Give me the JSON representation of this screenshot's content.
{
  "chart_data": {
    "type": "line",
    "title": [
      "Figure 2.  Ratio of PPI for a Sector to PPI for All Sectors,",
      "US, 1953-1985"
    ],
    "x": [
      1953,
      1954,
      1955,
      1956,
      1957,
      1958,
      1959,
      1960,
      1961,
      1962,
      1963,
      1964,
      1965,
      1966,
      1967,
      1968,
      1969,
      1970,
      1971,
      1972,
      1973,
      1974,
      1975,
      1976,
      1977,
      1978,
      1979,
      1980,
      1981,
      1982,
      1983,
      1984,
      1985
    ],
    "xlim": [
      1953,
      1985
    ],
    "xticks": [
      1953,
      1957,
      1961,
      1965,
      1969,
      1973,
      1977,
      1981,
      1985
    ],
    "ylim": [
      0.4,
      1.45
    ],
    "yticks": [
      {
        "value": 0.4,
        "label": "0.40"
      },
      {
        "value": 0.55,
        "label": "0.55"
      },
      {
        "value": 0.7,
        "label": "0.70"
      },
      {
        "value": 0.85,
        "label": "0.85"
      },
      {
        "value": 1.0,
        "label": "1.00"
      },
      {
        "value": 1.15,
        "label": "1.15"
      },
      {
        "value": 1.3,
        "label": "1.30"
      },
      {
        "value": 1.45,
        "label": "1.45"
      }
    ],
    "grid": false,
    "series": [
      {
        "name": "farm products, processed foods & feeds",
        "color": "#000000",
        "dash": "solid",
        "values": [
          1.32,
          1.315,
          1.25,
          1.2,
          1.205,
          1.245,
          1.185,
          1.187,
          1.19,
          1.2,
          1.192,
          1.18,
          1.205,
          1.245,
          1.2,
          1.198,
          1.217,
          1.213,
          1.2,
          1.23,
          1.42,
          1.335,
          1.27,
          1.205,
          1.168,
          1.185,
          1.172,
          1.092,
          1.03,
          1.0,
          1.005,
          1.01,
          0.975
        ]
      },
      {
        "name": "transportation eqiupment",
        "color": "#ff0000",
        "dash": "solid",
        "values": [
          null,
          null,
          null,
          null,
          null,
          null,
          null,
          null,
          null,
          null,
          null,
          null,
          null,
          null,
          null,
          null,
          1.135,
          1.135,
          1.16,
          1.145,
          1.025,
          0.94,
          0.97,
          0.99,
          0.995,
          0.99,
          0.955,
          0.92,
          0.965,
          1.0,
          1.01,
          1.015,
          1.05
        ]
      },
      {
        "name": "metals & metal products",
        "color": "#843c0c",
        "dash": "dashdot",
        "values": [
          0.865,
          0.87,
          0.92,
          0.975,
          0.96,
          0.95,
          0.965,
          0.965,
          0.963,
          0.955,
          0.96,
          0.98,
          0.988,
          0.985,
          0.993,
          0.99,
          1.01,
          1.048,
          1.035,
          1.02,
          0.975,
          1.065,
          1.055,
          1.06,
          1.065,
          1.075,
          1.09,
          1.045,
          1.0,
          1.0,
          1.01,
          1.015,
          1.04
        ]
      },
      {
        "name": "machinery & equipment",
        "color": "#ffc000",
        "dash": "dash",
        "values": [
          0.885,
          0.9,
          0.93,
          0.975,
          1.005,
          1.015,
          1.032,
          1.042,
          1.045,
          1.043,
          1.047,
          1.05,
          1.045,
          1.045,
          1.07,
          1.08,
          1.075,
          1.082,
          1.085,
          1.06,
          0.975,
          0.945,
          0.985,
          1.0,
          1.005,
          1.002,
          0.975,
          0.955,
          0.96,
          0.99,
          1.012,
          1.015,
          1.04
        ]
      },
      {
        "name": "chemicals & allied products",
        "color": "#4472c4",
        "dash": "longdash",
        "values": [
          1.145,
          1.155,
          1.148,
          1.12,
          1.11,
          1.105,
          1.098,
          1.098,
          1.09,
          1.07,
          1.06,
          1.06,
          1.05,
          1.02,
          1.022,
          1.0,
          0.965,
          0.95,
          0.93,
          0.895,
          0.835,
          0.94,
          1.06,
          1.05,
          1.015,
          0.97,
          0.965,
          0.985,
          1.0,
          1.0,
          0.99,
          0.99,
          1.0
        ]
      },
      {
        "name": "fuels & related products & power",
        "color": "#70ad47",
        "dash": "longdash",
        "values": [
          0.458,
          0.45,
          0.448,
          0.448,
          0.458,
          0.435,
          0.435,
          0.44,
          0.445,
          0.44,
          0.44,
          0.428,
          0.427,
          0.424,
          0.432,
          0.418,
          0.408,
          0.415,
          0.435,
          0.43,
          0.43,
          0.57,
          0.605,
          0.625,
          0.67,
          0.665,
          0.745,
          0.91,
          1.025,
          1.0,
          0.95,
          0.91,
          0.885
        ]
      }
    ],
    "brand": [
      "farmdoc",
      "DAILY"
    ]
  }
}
▬▬▬▬▬▬▬▬▬▬
● **BRIEF**
Looking back at the lines above, state how many contain the word "products", and supply nothing besides the number.

● **SOLUTION**
4